[BEGIN]
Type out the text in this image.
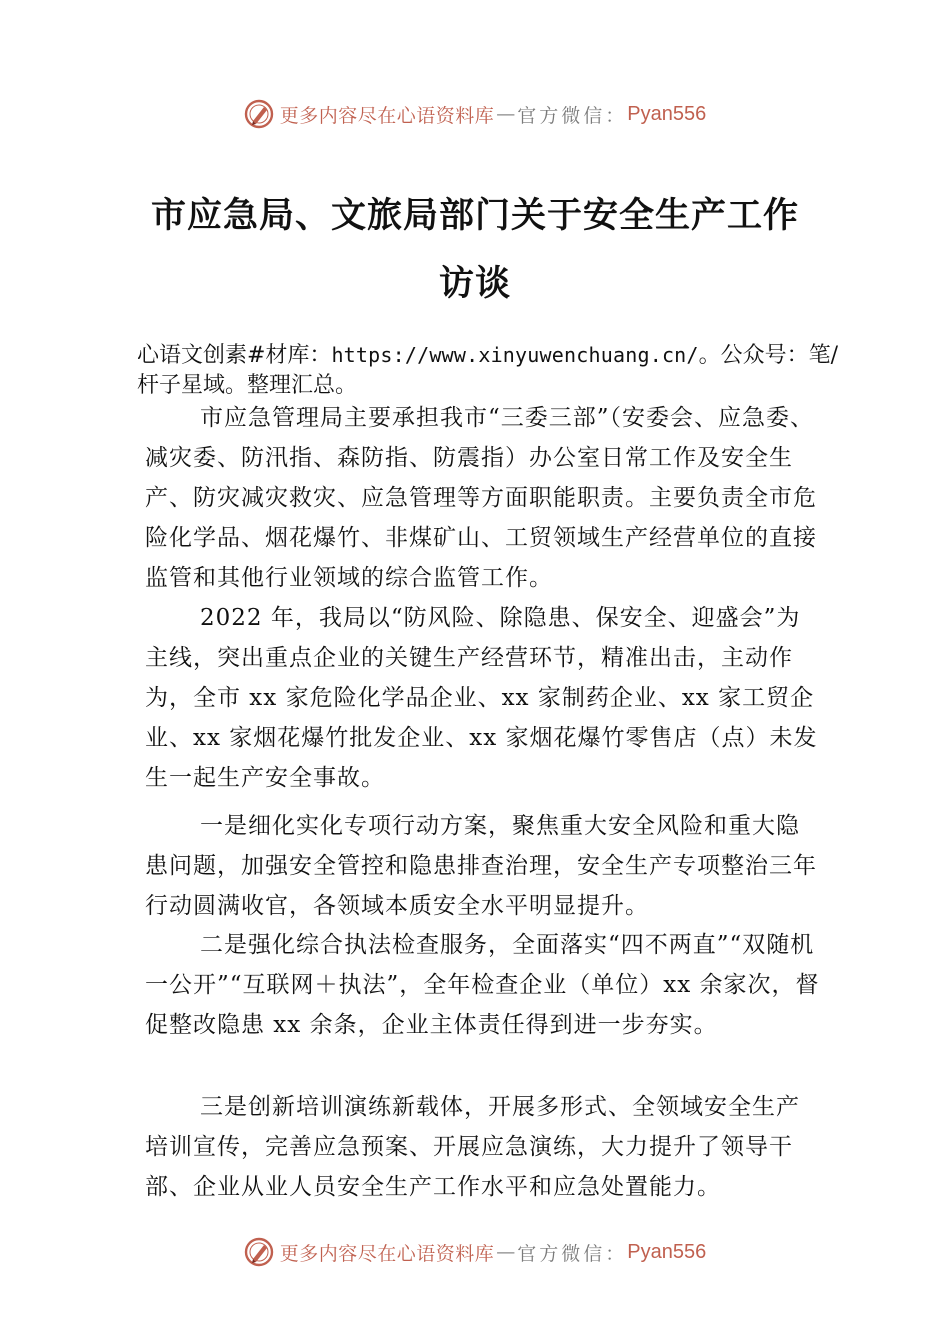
更多内容尽在心语资料库 — 官方微信： Pyan556
市应急局、文旅局部门关于安全生产工作
访谈
心语文创素#材库：https://www.xinyuwenchuang.cn/。公众号：笔/杆子星域。整理汇总。

市应急管理局主要承担我市“三委三部”（安委会、应急委、减灾委、防汛指、森防指、防震指）办公室日常工作及安全生产、防灾减灾救灾、应急管理等方面职能职责。主要负责全市危险化学品、烟花爆竹、非煤矿山、工贸领域生产经营单位的直接监管和其他行业领域的综合监管工作。

2022 年，我局以“防风险、除隐患、保安全、迎盛会”为主线，突出重点企业的关键生产经营环节，精准出击，主动作为，全市 xx 家危险化学品企业、xx 家制药企业、xx 家工贸企业、xx 家烟花爆竹批发企业、xx 家烟花爆竹零售店（点）未发生一起生产安全事故。

一是细化实化专项行动方案，聚焦重大安全风险和重大隐患问题，加强安全管控和隐患排查治理，安全生产专项整治三年行动圆满收官，各领域本质安全水平明显提升。

二是强化综合执法检查服务，全面落实“四不两直”“双随机一公开”“互联网＋执法”，全年检查企业（单位）xx 余家次，督促整改隐患 xx 余条，企业主体责任得到进一步夯实。

三是创新培训演练新载体，开展多形式、全领域安全生产培训宣传，完善应急预案、开展应急演练，大力提升了领导干部、企业从业人员安全生产工作水平和应急处置能力。

更多内容尽在心语资料库 — 官方微信： Pyan556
[END]
### Set exercise
Reproduce every record word for word. The copy must contain no pictures.

### Response to this exercise
Type out the text in this image.
更多内容尽在心语资料库 — 官方微信： Pyan556
市应急局、文旅局部门关于安全生产工作
访谈
心语文创素#材库：https://www.xinyuwenchuang.cn/。公众号：笔/杆子星域。整理汇总。

市应急管理局主要承担我市“三委三部”（安委会、应急委、减灾委、防汛指、森防指、防震指）办公室日常工作及安全生产、防灾减灾救灾、应急管理等方面职能职责。主要负责全市危险化学品、烟花爆竹、非煤矿山、工贸领域生产经营单位的直接监管和其他行业领域的综合监管工作。

2022 年，我局以“防风险、除隐患、保安全、迎盛会”为主线，突出重点企业的关键生产经营环节，精准出击，主动作为，全市 xx 家危险化学品企业、xx 家制药企业、xx 家工贸企业、xx 家烟花爆竹批发企业、xx 家烟花爆竹零售店（点）未发生一起生产安全事故。

一是细化实化专项行动方案，聚焦重大安全风险和重大隐患问题，加强安全管控和隐患排查治理，安全生产专项整治三年行动圆满收官，各领域本质安全水平明显提升。

二是强化综合执法检查服务，全面落实“四不两直”“双随机一公开”“互联网＋执法”，全年检查企业（单位）xx 余家次，督促整改隐患 xx 余条，企业主体责任得到进一步夯实。

三是创新培训演练新载体，开展多形式、全领域安全生产培训宣传，完善应急预案、开展应急演练，大力提升了领导干部、企业从业人员安全生产工作水平和应急处置能力。

更多内容尽在心语资料库 — 官方微信： Pyan556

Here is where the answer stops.